Stored entries
--------------------------------------------------
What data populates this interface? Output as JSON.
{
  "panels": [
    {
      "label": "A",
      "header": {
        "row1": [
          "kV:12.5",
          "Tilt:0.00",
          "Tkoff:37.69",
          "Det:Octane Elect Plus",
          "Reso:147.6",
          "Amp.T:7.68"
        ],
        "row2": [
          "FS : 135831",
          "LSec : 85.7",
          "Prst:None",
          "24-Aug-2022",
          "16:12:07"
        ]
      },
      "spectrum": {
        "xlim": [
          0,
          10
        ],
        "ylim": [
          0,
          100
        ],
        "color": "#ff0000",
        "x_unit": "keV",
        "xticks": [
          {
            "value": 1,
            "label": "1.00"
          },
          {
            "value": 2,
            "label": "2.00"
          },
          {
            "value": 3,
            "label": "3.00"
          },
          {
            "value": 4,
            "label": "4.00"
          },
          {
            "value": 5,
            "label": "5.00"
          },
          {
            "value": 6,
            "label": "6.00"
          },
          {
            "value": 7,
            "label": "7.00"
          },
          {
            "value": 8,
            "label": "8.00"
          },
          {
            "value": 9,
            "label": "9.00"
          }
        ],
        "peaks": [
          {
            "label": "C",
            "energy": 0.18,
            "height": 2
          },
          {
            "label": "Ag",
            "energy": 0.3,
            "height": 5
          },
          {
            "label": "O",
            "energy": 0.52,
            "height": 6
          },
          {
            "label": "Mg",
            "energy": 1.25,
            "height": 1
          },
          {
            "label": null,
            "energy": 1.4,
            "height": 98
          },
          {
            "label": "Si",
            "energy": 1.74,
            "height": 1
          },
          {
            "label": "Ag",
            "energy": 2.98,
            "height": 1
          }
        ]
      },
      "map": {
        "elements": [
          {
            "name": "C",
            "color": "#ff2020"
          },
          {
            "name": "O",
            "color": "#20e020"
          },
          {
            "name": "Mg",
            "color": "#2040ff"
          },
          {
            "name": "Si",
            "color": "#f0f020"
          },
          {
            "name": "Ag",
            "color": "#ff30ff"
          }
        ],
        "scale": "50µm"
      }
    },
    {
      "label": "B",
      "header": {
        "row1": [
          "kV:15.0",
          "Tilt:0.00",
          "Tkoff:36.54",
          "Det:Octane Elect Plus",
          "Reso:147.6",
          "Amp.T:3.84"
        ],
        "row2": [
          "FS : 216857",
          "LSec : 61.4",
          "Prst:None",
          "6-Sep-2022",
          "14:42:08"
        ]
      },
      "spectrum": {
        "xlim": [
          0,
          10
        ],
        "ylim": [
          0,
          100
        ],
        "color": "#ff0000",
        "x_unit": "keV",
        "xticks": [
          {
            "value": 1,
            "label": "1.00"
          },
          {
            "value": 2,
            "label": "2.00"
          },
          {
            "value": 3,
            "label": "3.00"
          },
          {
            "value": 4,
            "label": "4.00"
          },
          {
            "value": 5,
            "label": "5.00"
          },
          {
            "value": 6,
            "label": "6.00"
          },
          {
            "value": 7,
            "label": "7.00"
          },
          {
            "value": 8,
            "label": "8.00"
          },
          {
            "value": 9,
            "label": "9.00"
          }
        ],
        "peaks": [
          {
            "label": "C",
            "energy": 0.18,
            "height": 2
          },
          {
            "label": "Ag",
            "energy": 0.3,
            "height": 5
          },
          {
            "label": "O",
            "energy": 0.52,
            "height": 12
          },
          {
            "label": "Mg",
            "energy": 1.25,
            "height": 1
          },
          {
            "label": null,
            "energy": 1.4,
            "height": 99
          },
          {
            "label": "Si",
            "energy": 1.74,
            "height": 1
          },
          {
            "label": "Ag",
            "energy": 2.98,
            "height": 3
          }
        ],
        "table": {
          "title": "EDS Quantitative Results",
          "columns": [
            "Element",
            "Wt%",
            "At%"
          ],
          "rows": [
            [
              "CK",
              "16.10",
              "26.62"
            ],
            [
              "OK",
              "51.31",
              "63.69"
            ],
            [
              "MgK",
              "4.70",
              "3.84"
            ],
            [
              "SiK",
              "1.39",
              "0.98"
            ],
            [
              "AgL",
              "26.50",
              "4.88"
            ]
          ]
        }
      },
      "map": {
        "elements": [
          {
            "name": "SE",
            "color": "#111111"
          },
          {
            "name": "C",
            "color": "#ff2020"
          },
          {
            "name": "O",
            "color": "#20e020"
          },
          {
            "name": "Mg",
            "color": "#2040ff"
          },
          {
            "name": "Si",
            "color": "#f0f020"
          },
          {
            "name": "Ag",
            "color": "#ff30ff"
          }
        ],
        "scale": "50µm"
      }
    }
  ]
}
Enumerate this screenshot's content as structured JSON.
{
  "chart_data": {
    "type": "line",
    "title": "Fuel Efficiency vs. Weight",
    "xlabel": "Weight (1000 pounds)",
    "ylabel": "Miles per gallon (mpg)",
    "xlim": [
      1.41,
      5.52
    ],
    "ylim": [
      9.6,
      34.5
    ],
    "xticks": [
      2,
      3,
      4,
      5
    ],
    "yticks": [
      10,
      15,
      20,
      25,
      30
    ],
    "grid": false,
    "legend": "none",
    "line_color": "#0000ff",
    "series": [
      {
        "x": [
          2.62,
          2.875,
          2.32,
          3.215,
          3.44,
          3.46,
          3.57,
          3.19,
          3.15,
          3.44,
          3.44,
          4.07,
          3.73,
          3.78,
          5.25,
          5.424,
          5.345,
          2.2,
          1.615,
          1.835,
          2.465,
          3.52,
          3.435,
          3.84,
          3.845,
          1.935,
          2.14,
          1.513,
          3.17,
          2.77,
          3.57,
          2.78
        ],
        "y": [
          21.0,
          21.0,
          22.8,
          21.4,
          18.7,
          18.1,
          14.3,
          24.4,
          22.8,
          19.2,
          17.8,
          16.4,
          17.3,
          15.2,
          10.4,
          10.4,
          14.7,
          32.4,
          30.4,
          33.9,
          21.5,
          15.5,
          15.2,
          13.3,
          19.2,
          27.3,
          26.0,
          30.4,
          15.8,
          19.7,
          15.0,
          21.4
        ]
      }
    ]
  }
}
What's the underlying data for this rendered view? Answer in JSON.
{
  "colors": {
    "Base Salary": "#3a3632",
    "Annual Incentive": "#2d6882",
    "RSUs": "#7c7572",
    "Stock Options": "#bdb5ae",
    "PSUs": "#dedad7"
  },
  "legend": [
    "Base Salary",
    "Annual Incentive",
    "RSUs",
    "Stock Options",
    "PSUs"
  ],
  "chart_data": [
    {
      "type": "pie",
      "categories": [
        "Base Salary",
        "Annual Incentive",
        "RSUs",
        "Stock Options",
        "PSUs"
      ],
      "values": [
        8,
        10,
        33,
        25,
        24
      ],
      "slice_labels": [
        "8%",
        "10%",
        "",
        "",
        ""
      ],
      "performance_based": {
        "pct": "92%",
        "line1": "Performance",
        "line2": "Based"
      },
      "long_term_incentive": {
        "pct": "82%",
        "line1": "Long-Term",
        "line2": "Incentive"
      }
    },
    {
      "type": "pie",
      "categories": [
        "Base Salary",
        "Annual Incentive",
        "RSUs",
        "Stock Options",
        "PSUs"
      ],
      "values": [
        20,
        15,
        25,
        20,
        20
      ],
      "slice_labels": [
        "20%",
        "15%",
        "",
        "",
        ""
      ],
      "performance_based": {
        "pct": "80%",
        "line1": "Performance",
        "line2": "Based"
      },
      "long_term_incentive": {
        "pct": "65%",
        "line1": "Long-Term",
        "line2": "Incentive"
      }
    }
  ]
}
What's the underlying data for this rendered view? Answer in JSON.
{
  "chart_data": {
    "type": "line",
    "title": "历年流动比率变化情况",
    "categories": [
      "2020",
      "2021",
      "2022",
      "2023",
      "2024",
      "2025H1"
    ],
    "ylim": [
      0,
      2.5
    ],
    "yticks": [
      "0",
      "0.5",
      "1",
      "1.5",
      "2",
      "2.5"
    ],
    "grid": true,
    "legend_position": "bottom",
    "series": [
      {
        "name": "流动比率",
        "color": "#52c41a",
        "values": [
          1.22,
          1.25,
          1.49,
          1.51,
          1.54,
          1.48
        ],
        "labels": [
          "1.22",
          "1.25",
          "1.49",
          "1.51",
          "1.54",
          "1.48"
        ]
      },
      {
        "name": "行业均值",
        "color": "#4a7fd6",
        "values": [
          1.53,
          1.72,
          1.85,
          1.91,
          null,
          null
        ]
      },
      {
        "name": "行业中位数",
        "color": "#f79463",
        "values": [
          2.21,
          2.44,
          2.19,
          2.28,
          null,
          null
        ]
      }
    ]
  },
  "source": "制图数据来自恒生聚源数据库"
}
--------------------------------------------------
What you will do: Only lines with the string "this" belong in your answer; copy each one.

The answer:
What data populates this interface? Output as JSON.
Enumerate this screenshot's content as structured JSON.
What's the underlying data for this rendered view? Answer in JSON.
What's the underlying data for this rendered view? Answer in JSON.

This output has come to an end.